*Consigne*: Dans le texte sur la fusée, repérez la phrase « À partir du 29e vol, des améliorations ont été régulièrement apportées visant à augmenter les performances de lancement, renforcer la compétitivité internationale et simplifier les installations au sol pour une exploitation plus efficace. » et mettez-la en anglais.

À partir du 29e vol, des améliorations ont été régulièrement apportées visant à augmenter les performances de lancement, renforcer la compétitivité internationale et simplifier les installations au sol pour une exploitation plus efficace. Les modifications ont permis à la fusée de voler plus longtemps dans l’espace et d’allumer le moteur pour placer les satellites sur une orbite plus proche de l’orbite géostationnaire, ou de placer plusieurs satellites sur des orbites de différentes altitudes en un seul lancement, ce qui, auparavant, aurait nécessité plusieurs fusées. Cela a permis de réaliser des lancements plus rentables, avec des succès à la fois en orbite héliosynchrone et en orbite basse.

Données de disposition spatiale
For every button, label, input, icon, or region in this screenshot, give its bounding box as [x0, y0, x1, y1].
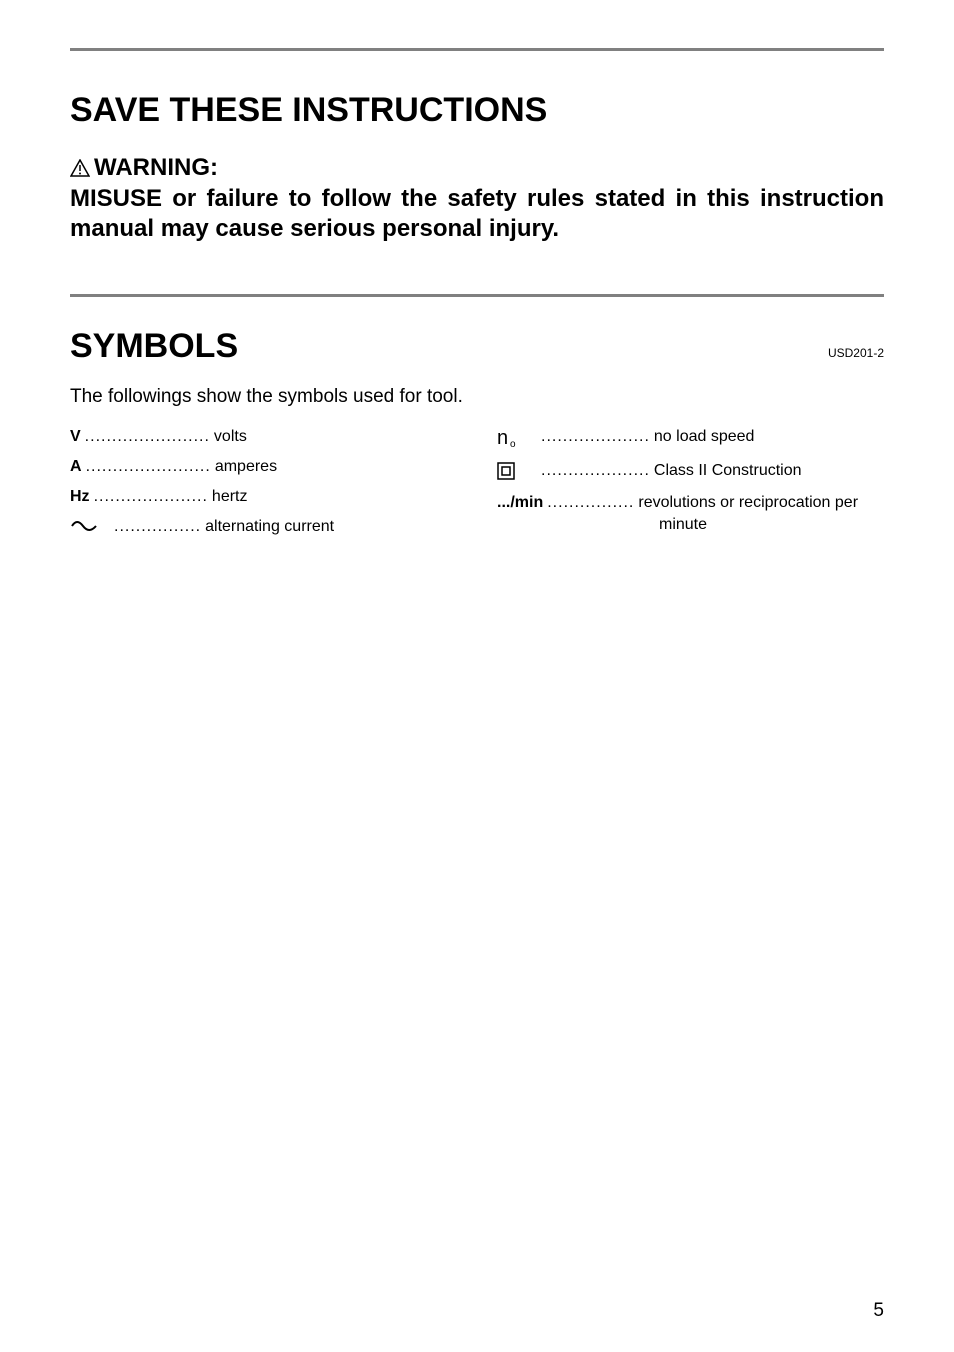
symbol-key: A — [70, 458, 82, 476]
symbol-row: V.......................volts — [70, 428, 457, 446]
save-instructions-heading: SAVE THESE INSTRUCTIONS — [70, 91, 884, 130]
symbols-heading: SYMBOLS — [70, 327, 238, 366]
symbol-key: .../min — [497, 494, 543, 512]
warning-body-text: MISUSE or failure to follow the safety r… — [70, 184, 884, 244]
svg-text:o: o — [510, 439, 516, 448]
symbol-dots: .................... — [537, 462, 654, 480]
symbol-description: amperes — [215, 458, 277, 476]
symbol-row: ....................Class II Constructio… — [497, 462, 884, 482]
symbol-dots: ..................... — [90, 488, 212, 506]
page-number: 5 — [873, 1300, 884, 1322]
symbol-description: revolutions or reciprocation per — [638, 494, 858, 512]
symbol-description: no load speed — [654, 428, 755, 446]
no-load-speed-icon: no — [497, 428, 521, 448]
symbol-key: Hz — [70, 488, 90, 506]
symbol-dots: ................ — [110, 518, 205, 536]
symbols-intro-text: The followings show the symbols used for… — [70, 386, 884, 408]
symbol-description: volts — [214, 428, 247, 446]
symbol-description-continuation: minute — [497, 516, 884, 534]
warning-triangle-icon — [70, 156, 90, 184]
symbol-row: Hz.....................hertz — [70, 488, 457, 506]
symbol-row: .../min................revolutions or re… — [497, 494, 884, 512]
symbol-dots: .................... — [537, 428, 654, 446]
symbols-right-column: no....................no load speed.....… — [497, 428, 884, 548]
top-divider — [70, 48, 884, 51]
document-code: USD201-2 — [828, 346, 884, 360]
warning-block: WARNING: MISUSE or failure to follow the… — [70, 154, 884, 244]
symbol-description: Class II Construction — [654, 462, 802, 480]
symbol-dots: ................ — [543, 494, 638, 512]
symbol-dots: ....................... — [82, 458, 215, 476]
symbol-row: A.......................amperes — [70, 458, 457, 476]
symbol-description: hertz — [212, 488, 248, 506]
mid-divider — [70, 294, 884, 297]
symbol-key: V — [70, 428, 81, 446]
ac-icon — [70, 518, 98, 534]
symbols-left-column: V.......................voltsA..........… — [70, 428, 457, 548]
symbol-dots: ....................... — [81, 428, 214, 446]
symbol-row: ................alternating current — [70, 518, 457, 536]
symbols-columns: V.......................voltsA..........… — [70, 428, 884, 548]
symbol-row: no....................no load speed — [497, 428, 884, 450]
symbol-description: alternating current — [205, 518, 334, 536]
class-ii-icon — [497, 462, 515, 480]
warning-label-text: WARNING: — [94, 154, 218, 181]
svg-text:n: n — [497, 428, 508, 448]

*Réponse complète*: Starting with the 29th flight, improvements were made on a regular basis to increase launch performance, strengthen international competitiveness, and simplify ground facilities for more efficient operation.